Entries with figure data
===============

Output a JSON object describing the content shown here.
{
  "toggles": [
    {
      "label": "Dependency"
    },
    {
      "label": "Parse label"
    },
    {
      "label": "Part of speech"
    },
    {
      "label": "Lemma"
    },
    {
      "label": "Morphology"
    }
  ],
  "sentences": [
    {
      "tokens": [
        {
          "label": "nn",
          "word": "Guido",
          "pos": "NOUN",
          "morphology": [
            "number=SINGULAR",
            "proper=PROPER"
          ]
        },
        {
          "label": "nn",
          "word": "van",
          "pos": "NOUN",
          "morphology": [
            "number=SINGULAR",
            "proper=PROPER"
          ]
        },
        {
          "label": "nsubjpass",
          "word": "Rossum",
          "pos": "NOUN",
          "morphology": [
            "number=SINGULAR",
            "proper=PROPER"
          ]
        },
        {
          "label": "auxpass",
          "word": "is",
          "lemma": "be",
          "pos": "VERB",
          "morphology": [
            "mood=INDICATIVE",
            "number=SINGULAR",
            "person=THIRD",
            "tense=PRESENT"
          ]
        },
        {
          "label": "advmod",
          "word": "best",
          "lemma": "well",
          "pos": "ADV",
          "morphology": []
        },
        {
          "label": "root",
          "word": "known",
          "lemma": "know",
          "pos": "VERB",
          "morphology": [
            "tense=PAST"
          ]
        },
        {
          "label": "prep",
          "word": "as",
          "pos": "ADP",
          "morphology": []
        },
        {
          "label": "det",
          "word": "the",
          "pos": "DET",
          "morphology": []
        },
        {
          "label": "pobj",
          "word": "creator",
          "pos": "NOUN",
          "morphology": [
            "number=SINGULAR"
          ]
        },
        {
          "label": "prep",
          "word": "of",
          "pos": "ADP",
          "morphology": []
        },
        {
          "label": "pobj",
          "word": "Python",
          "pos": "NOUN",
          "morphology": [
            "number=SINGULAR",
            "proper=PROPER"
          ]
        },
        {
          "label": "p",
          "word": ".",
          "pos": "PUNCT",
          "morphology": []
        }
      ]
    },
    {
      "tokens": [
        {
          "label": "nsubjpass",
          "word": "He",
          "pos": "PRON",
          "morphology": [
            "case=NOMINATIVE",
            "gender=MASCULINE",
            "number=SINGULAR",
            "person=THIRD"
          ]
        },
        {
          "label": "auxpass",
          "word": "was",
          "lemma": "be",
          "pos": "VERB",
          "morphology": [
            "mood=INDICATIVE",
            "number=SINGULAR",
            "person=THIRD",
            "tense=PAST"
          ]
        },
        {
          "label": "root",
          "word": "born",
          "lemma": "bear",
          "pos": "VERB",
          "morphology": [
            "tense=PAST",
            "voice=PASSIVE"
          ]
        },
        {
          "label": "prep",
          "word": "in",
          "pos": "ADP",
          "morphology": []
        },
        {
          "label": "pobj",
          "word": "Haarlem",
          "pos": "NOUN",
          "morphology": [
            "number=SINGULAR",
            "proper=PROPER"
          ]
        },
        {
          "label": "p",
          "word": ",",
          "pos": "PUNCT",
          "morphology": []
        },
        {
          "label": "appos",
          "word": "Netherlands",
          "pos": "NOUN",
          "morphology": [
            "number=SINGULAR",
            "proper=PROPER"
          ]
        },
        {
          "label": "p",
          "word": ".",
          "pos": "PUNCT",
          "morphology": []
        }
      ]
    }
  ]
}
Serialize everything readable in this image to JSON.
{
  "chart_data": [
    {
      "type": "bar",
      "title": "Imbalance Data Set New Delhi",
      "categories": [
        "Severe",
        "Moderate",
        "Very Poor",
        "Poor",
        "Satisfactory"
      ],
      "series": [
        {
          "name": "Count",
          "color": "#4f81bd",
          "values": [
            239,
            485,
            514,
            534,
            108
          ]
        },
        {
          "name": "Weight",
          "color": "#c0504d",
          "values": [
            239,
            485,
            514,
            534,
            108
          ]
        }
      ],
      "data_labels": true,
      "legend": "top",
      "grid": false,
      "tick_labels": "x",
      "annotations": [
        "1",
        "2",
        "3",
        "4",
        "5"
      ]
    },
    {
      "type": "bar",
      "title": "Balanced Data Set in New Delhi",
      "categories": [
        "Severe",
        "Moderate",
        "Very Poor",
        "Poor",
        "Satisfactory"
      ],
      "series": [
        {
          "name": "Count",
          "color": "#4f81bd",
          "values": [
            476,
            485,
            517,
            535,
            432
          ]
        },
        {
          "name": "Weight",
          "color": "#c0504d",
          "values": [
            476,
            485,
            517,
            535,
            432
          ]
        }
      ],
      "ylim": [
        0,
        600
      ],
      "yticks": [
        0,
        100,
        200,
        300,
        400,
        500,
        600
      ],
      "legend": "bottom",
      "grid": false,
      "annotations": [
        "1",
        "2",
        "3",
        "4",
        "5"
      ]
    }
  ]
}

===============

• [REQUIRED TASK]
Extract all of the data shown above without alteration.

• [TASK OUTPUT]
Output a JSON object describing the content shown here.
{
  "toggles": [
    {
      "label": "Dependency"
    },
    {
      "label": "Parse label"
    },
    {
      "label": "Part of speech"
    },
    {
      "label": "Lemma"
    },
    {
      "label": "Morphology"
    }
  ],
  "sentences": [
    {
      "tokens": [
        {
          "label": "nn",
          "word": "Guido",
          "pos": "NOUN",
          "morphology": [
            "number=SINGULAR",
            "proper=PROPER"
          ]
        },
        {
          "label": "nn",
          "word": "van",
          "pos": "NOUN",
          "morphology": [
            "number=SINGULAR",
            "proper=PROPER"
          ]
        },
        {
          "label": "nsubjpass",
          "word": "Rossum",
          "pos": "NOUN",
          "morphology": [
            "number=SINGULAR",
            "proper=PROPER"
          ]
        },
        {
          "label": "auxpass",
          "word": "is",
          "lemma": "be",
          "pos": "VERB",
          "morphology": [
            "mood=INDICATIVE",
            "number=SINGULAR",
            "person=THIRD",
            "tense=PRESENT"
          ]
        },
        {
          "label": "advmod",
          "word": "best",
          "lemma": "well",
          "pos": "ADV",
          "morphology": []
        },
        {
          "label": "root",
          "word": "known",
          "lemma": "know",
          "pos": "VERB",
          "morphology": [
            "tense=PAST"
          ]
        },
        {
          "label": "prep",
          "word": "as",
          "pos": "ADP",
          "morphology": []
        },
        {
          "label": "det",
          "word": "the",
          "pos": "DET",
          "morphology": []
        },
        {
          "label": "pobj",
          "word": "creator",
          "pos": "NOUN",
          "morphology": [
            "number=SINGULAR"
          ]
        },
        {
          "label": "prep",
          "word": "of",
          "pos": "ADP",
          "morphology": []
        },
        {
          "label": "pobj",
          "word": "Python",
          "pos": "NOUN",
          "morphology": [
            "number=SINGULAR",
            "proper=PROPER"
          ]
        },
        {
          "label": "p",
          "word": ".",
          "pos": "PUNCT",
          "morphology": []
        }
      ]
    },
    {
      "tokens": [
        {
          "label": "nsubjpass",
          "word": "He",
          "pos": "PRON",
          "morphology": [
            "case=NOMINATIVE",
            "gender=MASCULINE",
            "number=SINGULAR",
            "person=THIRD"
          ]
        },
        {
          "label": "auxpass",
          "word": "was",
          "lemma": "be",
          "pos": "VERB",
          "morphology": [
            "mood=INDICATIVE",
            "number=SINGULAR",
            "person=THIRD",
            "tense=PAST"
          ]
        },
        {
          "label": "root",
          "word": "born",
          "lemma": "bear",
          "pos": "VERB",
          "morphology": [
            "tense=PAST",
            "voice=PASSIVE"
          ]
        },
        {
          "label": "prep",
          "word": "in",
          "pos": "ADP",
          "morphology": []
        },
        {
          "label": "pobj",
          "word": "Haarlem",
          "pos": "NOUN",
          "morphology": [
            "number=SINGULAR",
            "proper=PROPER"
          ]
        },
        {
          "label": "p",
          "word": ",",
          "pos": "PUNCT",
          "morphology": []
        },
        {
          "label": "appos",
          "word": "Netherlands",
          "pos": "NOUN",
          "morphology": [
            "number=SINGULAR",
            "proper=PROPER"
          ]
        },
        {
          "label": "p",
          "word": ".",
          "pos": "PUNCT",
          "morphology": []
        }
      ]
    }
  ]
}
Serialize everything readable in this image to JSON.
{
  "chart_data": [
    {
      "type": "bar",
      "title": "Imbalance Data Set New Delhi",
      "categories": [
        "Severe",
        "Moderate",
        "Very Poor",
        "Poor",
        "Satisfactory"
      ],
      "series": [
        {
          "name": "Count",
          "color": "#4f81bd",
          "values": [
            239,
            485,
            514,
            534,
            108
          ]
        },
        {
          "name": "Weight",
          "color": "#c0504d",
          "values": [
            239,
            485,
            514,
            534,
            108
          ]
        }
      ],
      "data_labels": true,
      "legend": "top",
      "grid": false,
      "tick_labels": "x",
      "annotations": [
        "1",
        "2",
        "3",
        "4",
        "5"
      ]
    },
    {
      "type": "bar",
      "title": "Balanced Data Set in New Delhi",
      "categories": [
        "Severe",
        "Moderate",
        "Very Poor",
        "Poor",
        "Satisfactory"
      ],
      "series": [
        {
          "name": "Count",
          "color": "#4f81bd",
          "values": [
            476,
            485,
            517,
            535,
            432
          ]
        },
        {
          "name": "Weight",
          "color": "#c0504d",
          "values": [
            476,
            485,
            517,
            535,
            432
          ]
        }
      ],
      "ylim": [
        0,
        600
      ],
      "yticks": [
        0,
        100,
        200,
        300,
        400,
        500,
        600
      ],
      "legend": "bottom",
      "grid": false,
      "annotations": [
        "1",
        "2",
        "3",
        "4",
        "5"
      ]
    }
  ]
}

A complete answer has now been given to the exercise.